▶ **EXERCISE DESCRIPTION**: Extract from the listing each line in which the word "xlabel" appears.
— Start of DATASET CONTENT —
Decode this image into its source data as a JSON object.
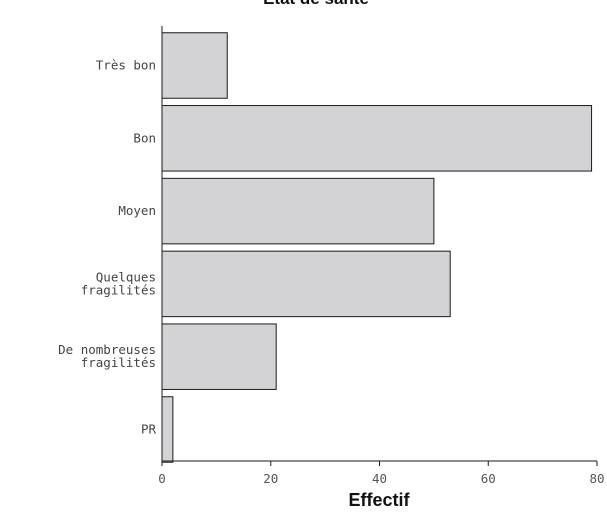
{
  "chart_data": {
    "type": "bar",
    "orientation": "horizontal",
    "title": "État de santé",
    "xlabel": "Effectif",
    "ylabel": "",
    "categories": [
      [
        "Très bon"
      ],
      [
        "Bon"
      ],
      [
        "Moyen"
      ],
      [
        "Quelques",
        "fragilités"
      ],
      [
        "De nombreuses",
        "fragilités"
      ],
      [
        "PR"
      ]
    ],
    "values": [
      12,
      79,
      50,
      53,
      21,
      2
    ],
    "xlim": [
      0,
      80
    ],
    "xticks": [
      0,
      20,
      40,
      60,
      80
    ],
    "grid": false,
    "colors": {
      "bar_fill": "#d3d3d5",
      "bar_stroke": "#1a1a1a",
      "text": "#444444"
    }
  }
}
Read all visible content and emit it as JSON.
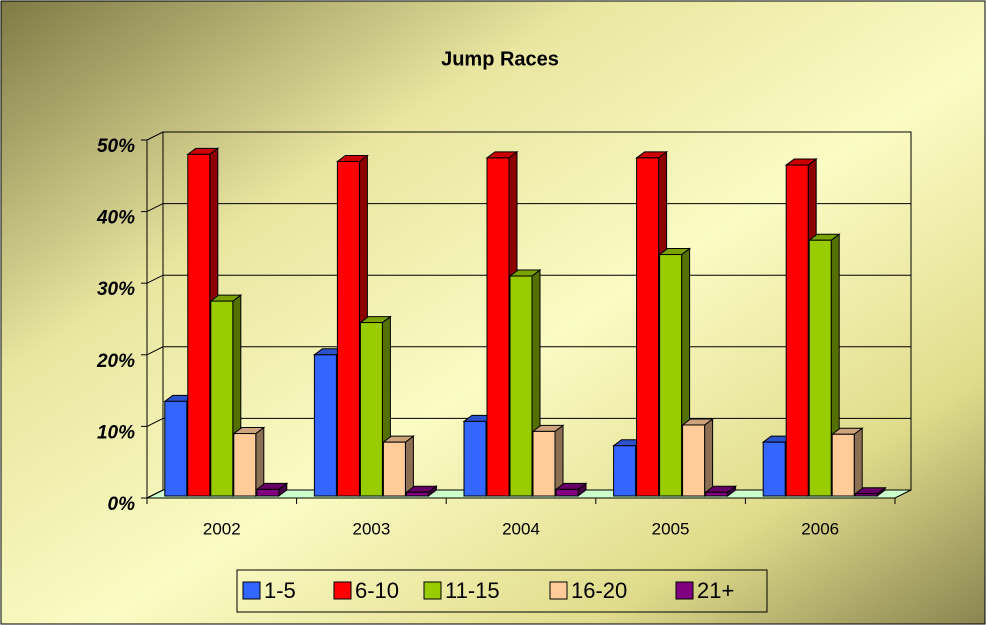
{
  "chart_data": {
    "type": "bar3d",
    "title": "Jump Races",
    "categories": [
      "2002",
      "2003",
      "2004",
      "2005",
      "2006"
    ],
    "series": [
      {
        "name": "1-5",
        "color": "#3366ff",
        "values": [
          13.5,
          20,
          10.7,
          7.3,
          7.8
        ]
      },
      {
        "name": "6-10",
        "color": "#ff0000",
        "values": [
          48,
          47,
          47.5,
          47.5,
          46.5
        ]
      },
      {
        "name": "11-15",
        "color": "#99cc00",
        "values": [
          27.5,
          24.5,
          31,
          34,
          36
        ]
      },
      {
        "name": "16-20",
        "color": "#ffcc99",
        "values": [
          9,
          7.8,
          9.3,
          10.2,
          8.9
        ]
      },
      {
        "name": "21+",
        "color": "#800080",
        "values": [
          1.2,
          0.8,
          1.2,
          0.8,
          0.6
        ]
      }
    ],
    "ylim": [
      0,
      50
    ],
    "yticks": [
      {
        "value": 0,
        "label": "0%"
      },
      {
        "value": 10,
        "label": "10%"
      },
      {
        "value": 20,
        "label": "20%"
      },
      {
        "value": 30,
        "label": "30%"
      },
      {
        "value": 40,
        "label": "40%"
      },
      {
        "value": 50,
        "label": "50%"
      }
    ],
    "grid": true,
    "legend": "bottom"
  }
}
— End of DATASET CONTENT —
— Start of DATASET CONTENT —
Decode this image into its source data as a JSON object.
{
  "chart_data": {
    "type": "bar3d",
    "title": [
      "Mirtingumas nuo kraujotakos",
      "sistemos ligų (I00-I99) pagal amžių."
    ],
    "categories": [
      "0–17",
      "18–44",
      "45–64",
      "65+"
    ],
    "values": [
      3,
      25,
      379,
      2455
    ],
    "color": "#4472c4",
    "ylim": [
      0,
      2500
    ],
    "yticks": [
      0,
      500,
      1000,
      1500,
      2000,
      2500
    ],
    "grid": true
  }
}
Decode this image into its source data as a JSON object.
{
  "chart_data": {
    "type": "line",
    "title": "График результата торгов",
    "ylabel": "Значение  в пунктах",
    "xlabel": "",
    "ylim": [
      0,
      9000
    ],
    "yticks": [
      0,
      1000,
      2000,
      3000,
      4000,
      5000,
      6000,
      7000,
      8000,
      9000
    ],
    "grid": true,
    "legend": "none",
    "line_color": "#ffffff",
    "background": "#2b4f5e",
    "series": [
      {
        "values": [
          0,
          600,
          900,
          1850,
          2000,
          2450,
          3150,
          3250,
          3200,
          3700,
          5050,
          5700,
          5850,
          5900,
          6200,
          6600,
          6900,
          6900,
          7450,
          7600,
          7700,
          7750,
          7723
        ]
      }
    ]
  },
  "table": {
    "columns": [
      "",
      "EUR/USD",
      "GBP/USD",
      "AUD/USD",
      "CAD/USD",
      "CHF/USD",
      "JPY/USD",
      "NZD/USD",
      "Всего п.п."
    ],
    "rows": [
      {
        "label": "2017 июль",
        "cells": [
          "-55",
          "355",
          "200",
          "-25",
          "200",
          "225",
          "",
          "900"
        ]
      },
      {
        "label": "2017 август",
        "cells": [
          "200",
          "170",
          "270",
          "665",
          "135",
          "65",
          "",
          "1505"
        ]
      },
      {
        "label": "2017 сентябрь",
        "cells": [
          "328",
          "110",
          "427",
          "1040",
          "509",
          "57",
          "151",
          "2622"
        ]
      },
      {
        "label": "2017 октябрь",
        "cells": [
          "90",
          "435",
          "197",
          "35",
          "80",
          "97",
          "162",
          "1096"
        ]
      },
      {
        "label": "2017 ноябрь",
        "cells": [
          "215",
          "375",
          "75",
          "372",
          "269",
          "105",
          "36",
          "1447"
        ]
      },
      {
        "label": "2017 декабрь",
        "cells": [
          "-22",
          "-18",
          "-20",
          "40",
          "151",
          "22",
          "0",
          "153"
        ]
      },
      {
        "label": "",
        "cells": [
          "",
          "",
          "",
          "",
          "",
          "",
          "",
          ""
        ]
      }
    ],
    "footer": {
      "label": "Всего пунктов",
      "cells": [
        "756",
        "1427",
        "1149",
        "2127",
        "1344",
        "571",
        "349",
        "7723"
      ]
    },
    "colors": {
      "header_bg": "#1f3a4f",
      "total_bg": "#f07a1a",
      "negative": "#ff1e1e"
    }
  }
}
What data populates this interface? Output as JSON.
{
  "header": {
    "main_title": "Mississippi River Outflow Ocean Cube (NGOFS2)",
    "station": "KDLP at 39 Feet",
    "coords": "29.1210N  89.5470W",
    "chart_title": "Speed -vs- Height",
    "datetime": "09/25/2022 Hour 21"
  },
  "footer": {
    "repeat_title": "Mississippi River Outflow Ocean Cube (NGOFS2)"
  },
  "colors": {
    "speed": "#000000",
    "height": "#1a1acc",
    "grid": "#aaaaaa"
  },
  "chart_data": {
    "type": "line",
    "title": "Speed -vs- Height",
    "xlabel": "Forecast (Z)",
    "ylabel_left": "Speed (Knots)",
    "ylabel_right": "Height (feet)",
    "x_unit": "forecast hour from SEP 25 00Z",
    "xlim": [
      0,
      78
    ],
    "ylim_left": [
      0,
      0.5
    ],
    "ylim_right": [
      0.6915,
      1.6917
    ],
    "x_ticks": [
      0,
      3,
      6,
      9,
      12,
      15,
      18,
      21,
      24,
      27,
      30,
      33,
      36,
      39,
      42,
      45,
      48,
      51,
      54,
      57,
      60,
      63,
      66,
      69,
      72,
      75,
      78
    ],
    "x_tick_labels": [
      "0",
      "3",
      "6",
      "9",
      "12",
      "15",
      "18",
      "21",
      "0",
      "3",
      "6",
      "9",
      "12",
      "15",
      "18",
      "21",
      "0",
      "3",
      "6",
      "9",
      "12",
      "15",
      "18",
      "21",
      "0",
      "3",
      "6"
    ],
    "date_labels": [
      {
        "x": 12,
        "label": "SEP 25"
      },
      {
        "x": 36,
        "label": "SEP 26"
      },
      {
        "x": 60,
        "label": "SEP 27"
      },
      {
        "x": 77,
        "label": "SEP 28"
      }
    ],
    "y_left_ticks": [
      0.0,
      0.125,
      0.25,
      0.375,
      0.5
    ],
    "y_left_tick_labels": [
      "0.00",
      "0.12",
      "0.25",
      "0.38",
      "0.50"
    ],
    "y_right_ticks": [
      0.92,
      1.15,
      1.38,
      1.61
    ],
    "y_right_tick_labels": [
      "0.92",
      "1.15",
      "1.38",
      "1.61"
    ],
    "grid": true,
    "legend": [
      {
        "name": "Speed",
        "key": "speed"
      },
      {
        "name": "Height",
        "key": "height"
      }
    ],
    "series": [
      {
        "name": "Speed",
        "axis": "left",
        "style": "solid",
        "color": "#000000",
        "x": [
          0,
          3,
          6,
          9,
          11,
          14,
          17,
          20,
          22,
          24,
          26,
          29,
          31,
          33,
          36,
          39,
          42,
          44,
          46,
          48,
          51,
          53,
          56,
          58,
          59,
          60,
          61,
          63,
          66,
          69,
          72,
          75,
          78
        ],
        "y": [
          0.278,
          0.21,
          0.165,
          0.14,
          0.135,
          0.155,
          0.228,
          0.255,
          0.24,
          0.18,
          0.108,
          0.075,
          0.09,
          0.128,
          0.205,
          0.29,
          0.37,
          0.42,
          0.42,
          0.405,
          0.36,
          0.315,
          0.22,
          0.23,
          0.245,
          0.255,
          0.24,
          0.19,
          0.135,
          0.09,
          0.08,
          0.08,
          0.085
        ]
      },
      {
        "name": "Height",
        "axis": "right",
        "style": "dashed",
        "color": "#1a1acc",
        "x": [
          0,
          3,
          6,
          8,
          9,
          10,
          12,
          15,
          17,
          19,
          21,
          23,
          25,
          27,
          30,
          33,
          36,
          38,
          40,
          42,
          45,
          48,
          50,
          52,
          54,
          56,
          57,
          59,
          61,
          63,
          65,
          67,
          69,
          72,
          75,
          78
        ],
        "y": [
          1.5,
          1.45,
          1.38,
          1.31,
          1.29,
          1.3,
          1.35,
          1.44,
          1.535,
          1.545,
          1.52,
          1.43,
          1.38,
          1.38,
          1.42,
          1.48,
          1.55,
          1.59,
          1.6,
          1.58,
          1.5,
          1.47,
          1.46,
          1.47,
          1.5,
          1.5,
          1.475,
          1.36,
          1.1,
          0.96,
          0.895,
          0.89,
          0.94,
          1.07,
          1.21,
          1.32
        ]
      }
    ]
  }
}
— End of DATASET CONTENT —
▶ **ANSWER BELOW**:
    "xlabel": "Effectif",
    "xlabel": "",
    "xlabel": "Forecast (Z)",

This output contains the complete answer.